EXERCISE OBJECTIVE: Filter the entries below, keeping every line that has the word "Division".

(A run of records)
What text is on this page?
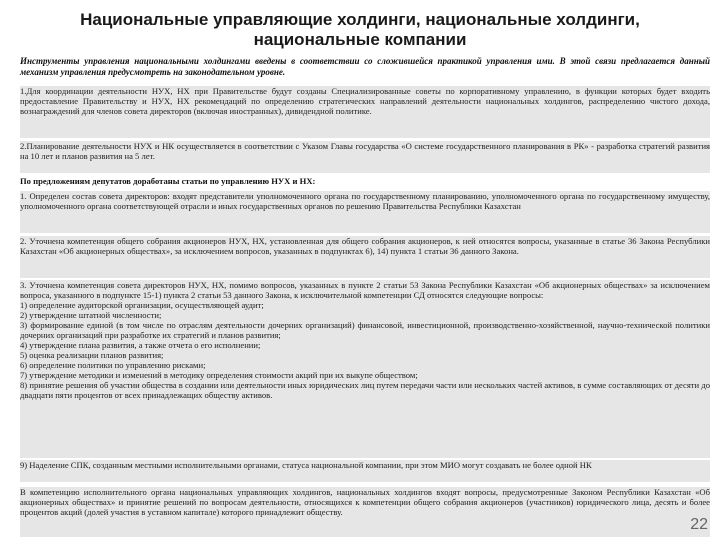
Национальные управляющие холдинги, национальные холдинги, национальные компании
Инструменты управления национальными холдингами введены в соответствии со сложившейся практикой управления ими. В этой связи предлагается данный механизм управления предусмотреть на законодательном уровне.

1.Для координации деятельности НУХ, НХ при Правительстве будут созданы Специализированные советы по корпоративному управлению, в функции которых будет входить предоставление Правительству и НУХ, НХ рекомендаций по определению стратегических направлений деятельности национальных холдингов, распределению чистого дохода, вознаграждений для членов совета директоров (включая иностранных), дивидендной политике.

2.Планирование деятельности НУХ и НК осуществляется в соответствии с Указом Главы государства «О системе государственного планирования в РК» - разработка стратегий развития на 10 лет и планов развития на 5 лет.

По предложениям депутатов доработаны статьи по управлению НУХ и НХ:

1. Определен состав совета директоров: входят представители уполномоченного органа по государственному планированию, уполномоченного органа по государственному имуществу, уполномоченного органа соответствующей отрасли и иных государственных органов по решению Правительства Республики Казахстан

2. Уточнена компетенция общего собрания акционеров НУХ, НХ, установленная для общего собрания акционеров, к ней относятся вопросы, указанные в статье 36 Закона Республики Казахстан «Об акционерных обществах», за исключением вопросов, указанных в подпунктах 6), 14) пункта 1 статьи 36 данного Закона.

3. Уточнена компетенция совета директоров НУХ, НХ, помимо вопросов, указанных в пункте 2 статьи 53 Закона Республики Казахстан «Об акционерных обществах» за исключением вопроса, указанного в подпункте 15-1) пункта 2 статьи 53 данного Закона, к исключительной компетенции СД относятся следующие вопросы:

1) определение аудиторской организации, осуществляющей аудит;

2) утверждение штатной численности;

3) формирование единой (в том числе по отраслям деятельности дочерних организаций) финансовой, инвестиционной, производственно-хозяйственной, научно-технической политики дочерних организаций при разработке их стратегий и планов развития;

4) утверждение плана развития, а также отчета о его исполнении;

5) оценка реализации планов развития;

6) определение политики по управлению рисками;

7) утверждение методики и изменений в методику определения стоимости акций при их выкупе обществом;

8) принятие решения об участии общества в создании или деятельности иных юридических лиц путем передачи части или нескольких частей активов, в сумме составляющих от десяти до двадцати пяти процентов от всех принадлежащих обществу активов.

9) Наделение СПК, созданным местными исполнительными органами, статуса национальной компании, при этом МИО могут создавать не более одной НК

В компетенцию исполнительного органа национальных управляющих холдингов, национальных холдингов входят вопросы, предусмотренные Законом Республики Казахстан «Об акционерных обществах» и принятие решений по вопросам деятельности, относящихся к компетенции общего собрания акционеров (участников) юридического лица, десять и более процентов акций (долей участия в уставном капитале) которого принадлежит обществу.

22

...

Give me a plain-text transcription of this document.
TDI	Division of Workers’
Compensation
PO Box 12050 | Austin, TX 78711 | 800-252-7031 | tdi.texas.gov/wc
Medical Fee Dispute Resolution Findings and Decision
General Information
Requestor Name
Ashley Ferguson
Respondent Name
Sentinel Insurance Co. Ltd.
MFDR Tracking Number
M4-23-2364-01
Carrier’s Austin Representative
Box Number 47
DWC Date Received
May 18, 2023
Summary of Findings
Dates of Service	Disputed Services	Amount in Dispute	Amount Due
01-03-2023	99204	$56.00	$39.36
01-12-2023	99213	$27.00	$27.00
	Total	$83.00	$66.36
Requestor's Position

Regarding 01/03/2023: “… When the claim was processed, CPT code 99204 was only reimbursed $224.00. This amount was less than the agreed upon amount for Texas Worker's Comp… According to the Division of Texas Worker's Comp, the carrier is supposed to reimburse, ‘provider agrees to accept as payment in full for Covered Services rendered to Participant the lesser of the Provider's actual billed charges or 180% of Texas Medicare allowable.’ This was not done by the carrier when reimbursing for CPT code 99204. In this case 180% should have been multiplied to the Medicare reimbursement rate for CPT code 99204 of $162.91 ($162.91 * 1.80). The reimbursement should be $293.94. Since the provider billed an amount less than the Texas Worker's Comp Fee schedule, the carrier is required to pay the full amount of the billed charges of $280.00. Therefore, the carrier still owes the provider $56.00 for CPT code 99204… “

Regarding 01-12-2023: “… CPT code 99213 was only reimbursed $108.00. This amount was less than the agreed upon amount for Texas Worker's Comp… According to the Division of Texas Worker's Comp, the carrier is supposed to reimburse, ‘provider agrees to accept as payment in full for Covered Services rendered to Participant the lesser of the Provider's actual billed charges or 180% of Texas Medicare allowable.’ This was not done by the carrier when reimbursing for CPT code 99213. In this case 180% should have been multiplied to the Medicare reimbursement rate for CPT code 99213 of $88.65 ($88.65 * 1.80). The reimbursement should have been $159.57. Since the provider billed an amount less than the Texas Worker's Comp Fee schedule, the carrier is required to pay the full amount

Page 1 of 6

==

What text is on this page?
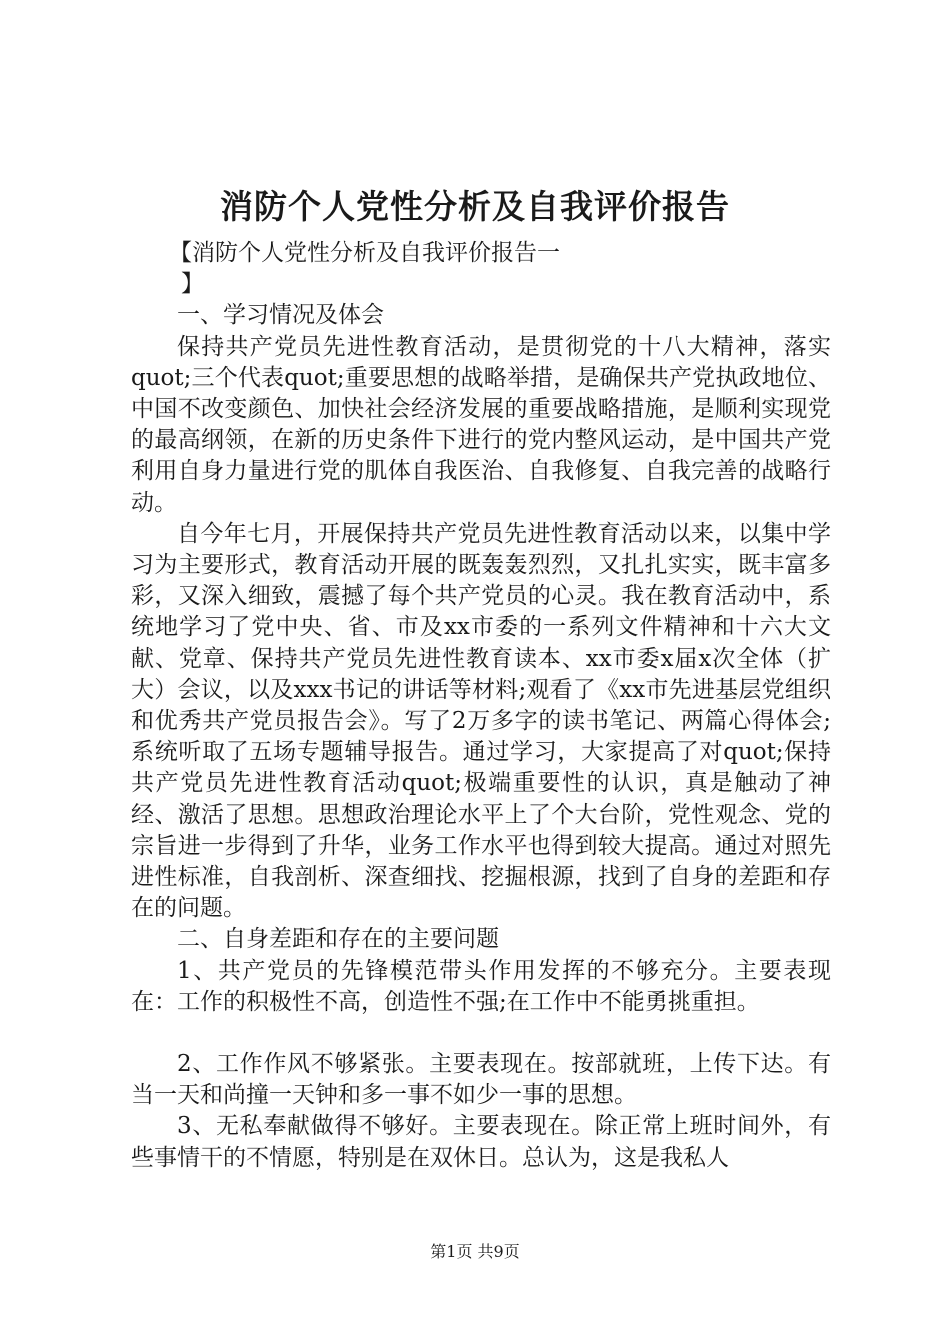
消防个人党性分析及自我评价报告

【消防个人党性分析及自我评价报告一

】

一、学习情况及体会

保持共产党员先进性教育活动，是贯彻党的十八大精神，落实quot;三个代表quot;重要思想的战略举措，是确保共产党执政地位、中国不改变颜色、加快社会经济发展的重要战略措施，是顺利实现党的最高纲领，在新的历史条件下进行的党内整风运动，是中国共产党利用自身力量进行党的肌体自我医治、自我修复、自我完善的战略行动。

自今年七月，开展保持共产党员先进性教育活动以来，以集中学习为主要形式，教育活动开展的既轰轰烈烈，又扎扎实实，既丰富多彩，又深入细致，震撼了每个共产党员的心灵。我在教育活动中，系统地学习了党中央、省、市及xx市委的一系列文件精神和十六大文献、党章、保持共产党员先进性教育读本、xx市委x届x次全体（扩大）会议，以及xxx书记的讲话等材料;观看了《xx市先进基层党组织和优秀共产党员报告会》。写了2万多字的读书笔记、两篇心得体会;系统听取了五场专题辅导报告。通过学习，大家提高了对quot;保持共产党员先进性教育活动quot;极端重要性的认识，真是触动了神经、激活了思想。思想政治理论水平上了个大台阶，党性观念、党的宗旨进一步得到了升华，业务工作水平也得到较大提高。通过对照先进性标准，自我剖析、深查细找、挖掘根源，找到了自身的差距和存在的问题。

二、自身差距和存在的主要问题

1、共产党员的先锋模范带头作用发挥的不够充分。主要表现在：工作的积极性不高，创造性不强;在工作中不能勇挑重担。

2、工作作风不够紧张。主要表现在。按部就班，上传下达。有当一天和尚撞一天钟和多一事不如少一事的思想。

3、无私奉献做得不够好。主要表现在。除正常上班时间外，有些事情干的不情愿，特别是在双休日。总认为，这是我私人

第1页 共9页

ANSWER TO THIS PROBLEM:
TDI	Division of Workers’
Regarding 01/03/2023: “… When the claim was processed, CPT code 99204 was only reimbursed $224.00. This amount was less than the agreed upon amount for Texas Worker's Comp… According to the Division of Texas Worker's Comp, the carrier is supposed to reimburse, ‘provider agrees to accept as payment in full for Covered Services rendered to Participant the lesser of the Provider's actual billed charges or 180% of Texas Medicare allowable.’ This was not done by the carrier when reimbursing for CPT code 99204. In this case 180% should have been multiplied to the Medicare reimbursement rate for CPT code 99204 of $162.91 ($162.91 * 1.80). The reimbursement should be $293.94. Since the provider billed an amount less than the Texas Worker's Comp Fee schedule, the carrier is required to pay the full amount of the billed charges of $280.00. Therefore, the carrier still owes the provider $56.00 for CPT code 99204… “
Regarding 01-12-2023: “… CPT code 99213 was only reimbursed $108.00. This amount was less than the agreed upon amount for Texas Worker's Comp… According to the Division of Texas Worker's Comp, the carrier is supposed to reimburse, ‘provider agrees to accept as payment in full for Covered Services rendered to Participant the lesser of the Provider's actual billed charges or 180% of Texas Medicare allowable.’ This was not done by the carrier when reimbursing for CPT code 99213. In this case 180% should have been multiplied to the Medicare reimbursement rate for CPT code 99213 of $88.65 ($88.65 * 1.80). The reimbursement should have been $159.57. Since the provider billed an amount less than the Texas Worker's Comp Fee schedule, the carrier is required to pay the full amount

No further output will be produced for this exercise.